In this blog, we chat to South Devon based, Buddies breeder, Tina Quest. Tina and her husband originally bred German Shepherds, but have now been breeding Tibetan Spaniels for 21 years. We asked Tina a few questions to find out more about this fabulous breed.

Why this breed?

‘Where to start? There are so many reasons to own a ‘Tibbie’.

They are a very affectionate, people friendly breed, totally devoted to their families and people they call friends. They look appealing, not too big (so you can have more!) but they are very ‘big dog like’. By that, I mean no one has ever told them that they are a small dog, and they have a BIG personality.

Tibbies are very intelligent. They don’t believe in ‘slavish devotion’, in fact, we humans are put on this earth to serve. I like the fact that they are independent by nature, they are not silly or scatty, but sensible, thoughtful dogs. They are never happier than with their owners. They don’t care if you want to go on a 12-mile hike, or spend the day on the sofa, so long as they are with you. Tibbies are friendly and tolerant towards children and other animals, although they can, and do bark at bigger dogs – they have absolutely no fear.’

What is the best thing about the breed?

‘Their gorgeous temperament and their intelligent minds. I love the fact that they think for themselves and make their own amusement. A friend, who has one of my puppies, made me smile when she sent me a message saying that ‘she had planted a planter full of spring flowers, only to discover later the same day that her puppy had dug out all the plants and replaced them with one of her slippers and a pigs ear!’. That just sums up typical Tibbie mischievous behaviour! They are very aware of their owner’s mood and seem to know if you are feeling unwell or just a bit ‘down’ and are then extra affectionate. You can’t help but smile with a Tibbie around.’

What is the worst thing about the breed?

**Supplied information:**
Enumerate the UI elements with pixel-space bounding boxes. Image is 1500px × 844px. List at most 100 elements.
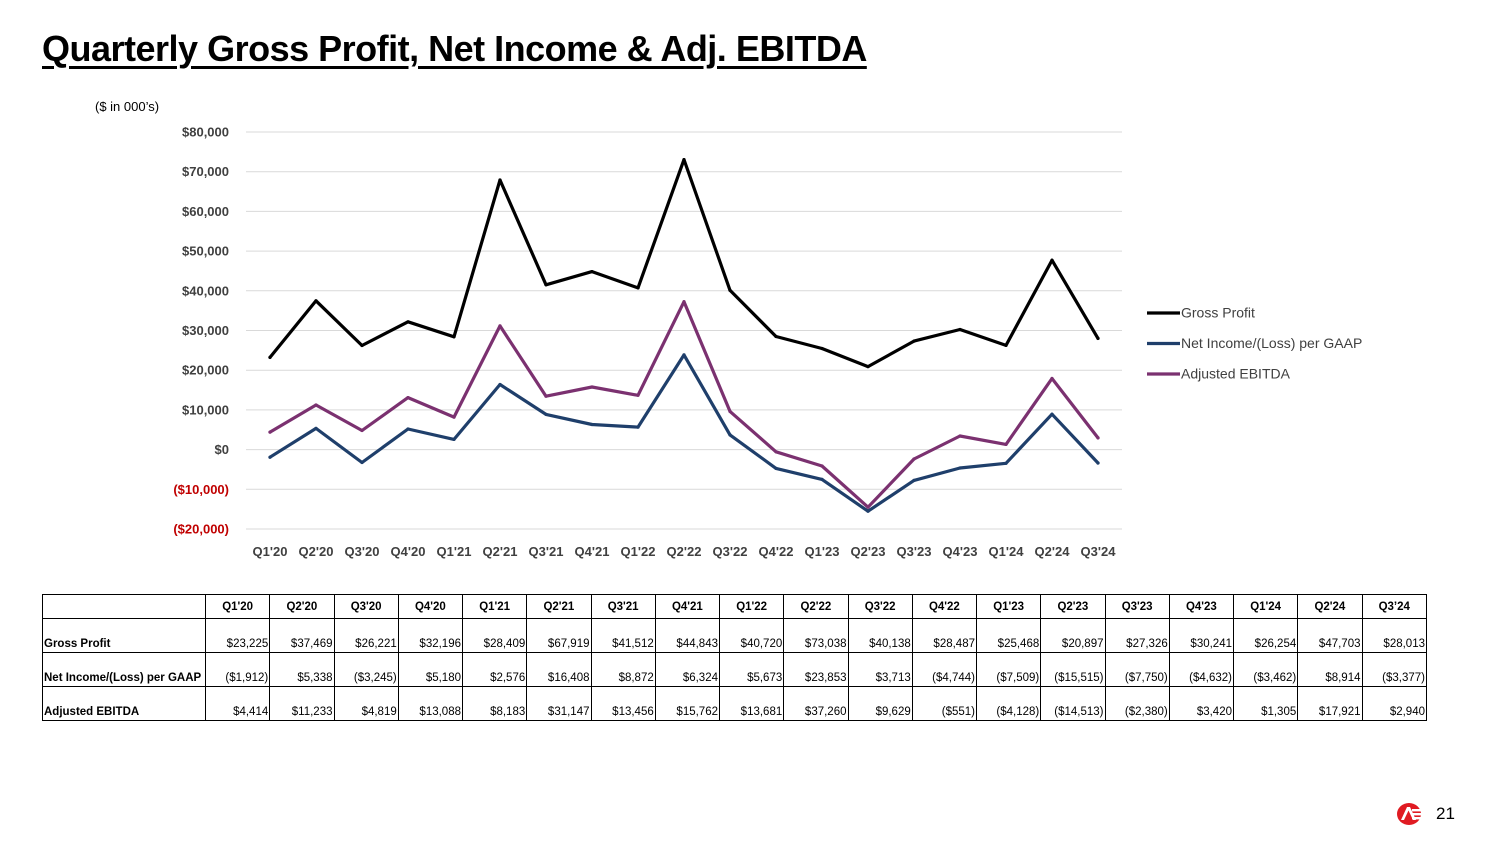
data-point: [1096, 461, 1100, 465]
data-point: [682, 353, 686, 357]
x-tick-label: Q4'21: [575, 544, 610, 559]
table-row: Gross Profit $23,225 $37,469 $26,221 $32,196…: [42, 618, 1427, 653]
data-point: [866, 509, 870, 513]
y-tick-label: $50,000: [182, 244, 229, 259]
y-tick-label: ($10,000): [173, 482, 229, 497]
series-line-1: [268, 158, 1100, 369]
x-tick-label: Q3'23: [897, 544, 932, 559]
table-row: Net Income/(Loss) per GAAP ($1,912) $5,338…: [42, 652, 1427, 687]
table-cell: $40,138: [847, 618, 913, 653]
data-point: [774, 450, 778, 454]
table-cell: $8,183: [461, 686, 528, 721]
table-header-cell: Q2'24: [1297, 594, 1363, 619]
table-cell: ($2,380): [1104, 686, 1170, 721]
y-tick-label: $70,000: [182, 164, 229, 179]
x-tick-label: Q4'20: [391, 544, 426, 559]
line-chart: $80,000 $70,000 $60,000 $50,000 $40,000 $30,0…: [173, 125, 1362, 560]
data-point: [912, 457, 916, 461]
data-point: [268, 455, 272, 459]
table-cell: ($15,515): [1040, 652, 1106, 687]
data-point: [360, 460, 364, 465]
data-point: [590, 422, 594, 427]
data-point: [1096, 436, 1100, 440]
x-tick-label: Q1'21: [437, 544, 472, 559]
data-point: [866, 505, 870, 509]
table-cell: $30,241: [1168, 618, 1235, 653]
table-cell: ($7,750): [1104, 652, 1170, 687]
table-cell: $2,940: [1361, 686, 1427, 721]
y-tick-label: $10,000: [182, 402, 229, 417]
legend-label: Net Income/(Loss) per GAAP: [1181, 335, 1362, 351]
x-tick-label: Q1'22: [621, 544, 656, 559]
data-point: [1004, 442, 1008, 446]
table-cell: $23,225: [204, 618, 271, 653]
table-cell: $28,013: [1361, 618, 1427, 653]
y-tick-label: ($20,000): [173, 522, 229, 537]
table-cell: $23,853: [783, 652, 849, 687]
table-cell: $25,468: [975, 618, 1042, 653]
data-point: [728, 288, 732, 292]
table-cell: $26,221: [333, 618, 399, 653]
data-point: [590, 270, 594, 274]
table-header-cell: Q4'20: [397, 594, 464, 619]
page-number: 21: [1436, 804, 1455, 823]
table-cell: $4,819: [333, 686, 399, 721]
data-point: [1050, 258, 1054, 262]
data-point: [314, 403, 318, 407]
series-lines: [268, 158, 1100, 513]
table-header-cell: Q1'20: [204, 594, 271, 619]
table-header-cell: Q4'23: [1168, 594, 1235, 619]
data-point: [1096, 336, 1100, 340]
table-cell: $44,843: [654, 618, 721, 653]
data-point: [452, 437, 456, 441]
data-point: [314, 299, 318, 303]
data-point: [636, 393, 640, 397]
table-cell: $31,147: [526, 686, 592, 721]
data-point: [728, 433, 732, 437]
data-point: [820, 477, 824, 481]
data-point: [268, 430, 272, 434]
table-cell: $15,762: [654, 686, 721, 721]
data-point: [958, 434, 962, 438]
x-tick-label: Q4'22: [759, 544, 794, 559]
data-point: [590, 385, 594, 389]
data-point: [452, 415, 456, 419]
x-axis-ticks: Q1'20 Q2'20 Q3'20 Q4'20 Q1'21 Q2'21 Q3'21 Q4'21…: [253, 544, 1117, 559]
table-header-cell: Q4'22: [911, 594, 978, 619]
gridlines: [246, 131, 1122, 530]
table-header-cell: Q3'23: [1104, 594, 1170, 619]
data-point: [498, 382, 502, 387]
table-cell: $3,420: [1168, 686, 1235, 721]
table-cell: $67,919: [526, 618, 592, 653]
table-cell: $5,180: [397, 652, 464, 687]
table-cell: ($3,462): [1232, 652, 1299, 687]
x-tick-label: Q3'22: [713, 544, 748, 559]
table-corner-cell: [42, 594, 206, 619]
table-header-cell: Q4'21: [654, 594, 721, 619]
table-cell: ($4,744): [911, 652, 978, 687]
table-cell: $40,720: [718, 618, 785, 653]
table-cell: $13,681: [718, 686, 785, 721]
table-cell: ($551): [911, 686, 978, 721]
table-cell: $27,326: [1104, 618, 1170, 653]
table-header-cell: Q1'24: [1232, 594, 1299, 619]
table-header-cell: Q2'20: [269, 594, 335, 619]
table-cell: $3,713: [847, 652, 913, 687]
table-header-cell: Q1'22: [718, 594, 785, 619]
table-header-cell: Q2'23: [1040, 594, 1106, 619]
y-tick-label: $0: [215, 442, 229, 457]
x-tick-label: Q3'24: [1081, 544, 1117, 559]
data-point: [774, 466, 778, 470]
data-point: [820, 346, 824, 351]
x-tick-label: Q3'21: [529, 544, 564, 559]
data-point: [1004, 343, 1008, 347]
data-point: [406, 320, 410, 324]
table-cell: ($4,128): [975, 686, 1042, 721]
series-line-3: [268, 300, 1100, 509]
table-cell: ($3,377): [1361, 652, 1427, 687]
table-cell: $6,324: [654, 652, 721, 687]
y-axis-ticks: $80,000 $70,000 $60,000 $50,000 $40,000 $30,0…: [173, 125, 229, 537]
data-point: [958, 466, 962, 470]
table-cell: ($14,513): [1040, 686, 1106, 721]
data-point: [774, 334, 778, 339]
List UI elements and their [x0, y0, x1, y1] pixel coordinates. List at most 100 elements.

**Goal A:** Reproduce the entire interview about Tibetan Spaniels word for word.
**Goal B:** List every line of the records that contains the string "most", matching case exactly.
The interview and the records are unrelated to each other.

**Result A:**
In this blog, we chat to South Devon based, Buddies breeder, Tina Quest. Tina and her husband originally bred German Shepherds, but have now been breeding Tibetan Spaniels for 21 years. We asked Tina a few questions to find out more about this fabulous breed.

Why this breed?

‘Where to start? There are so many reasons to own a ‘Tibbie’.

They are a very affectionate, people friendly breed, totally devoted to their families and people they call friends. They look appealing, not too big (so you can have more!) but they are very ‘big dog like’. By that, I mean no one has ever told them that they are a small dog, and they have a BIG personality.

Tibbies are very intelligent. They don’t believe in ‘slavish devotion’, in fact, we humans are put on this earth to serve. I like the fact that they are independent by nature, they are not silly or scatty, but sensible, thoughtful dogs. They are never happier than with their owners. They don’t care if you want to go on a 12-mile hike, or spend the day on the sofa, so long as they are with you. Tibbies are friendly and tolerant towards children and other animals, although they can, and do bark at bigger dogs – they have absolutely no fear.’

What is the best thing about the breed?

‘Their gorgeous temperament and their intelligent minds. I love the fact that they think for themselves and make their own amusement. A friend, who has one of my puppies, made me smile when she sent me a message saying that ‘she had planted a planter full of spring flowers, only to discover later the same day that her puppy had dug out all the plants and replaced them with one of her slippers and a pigs ear!’. That just sums up typical Tibbie mischievous behaviour! They are very aware of their owner’s mood and seem to know if you are feeling unwell or just a bit ‘down’ and are then extra affectionate. You can’t help but smile with a Tibbie around.’

What is the worst thing about the breed?

**Result B:**
Enumerate the UI elements with pixel-space bounding boxes. Image is 1500px × 844px. List at most 100 elements.
List UI elements and their [x0, y0, x1, y1] pixel coordinates. List at most 100 elements.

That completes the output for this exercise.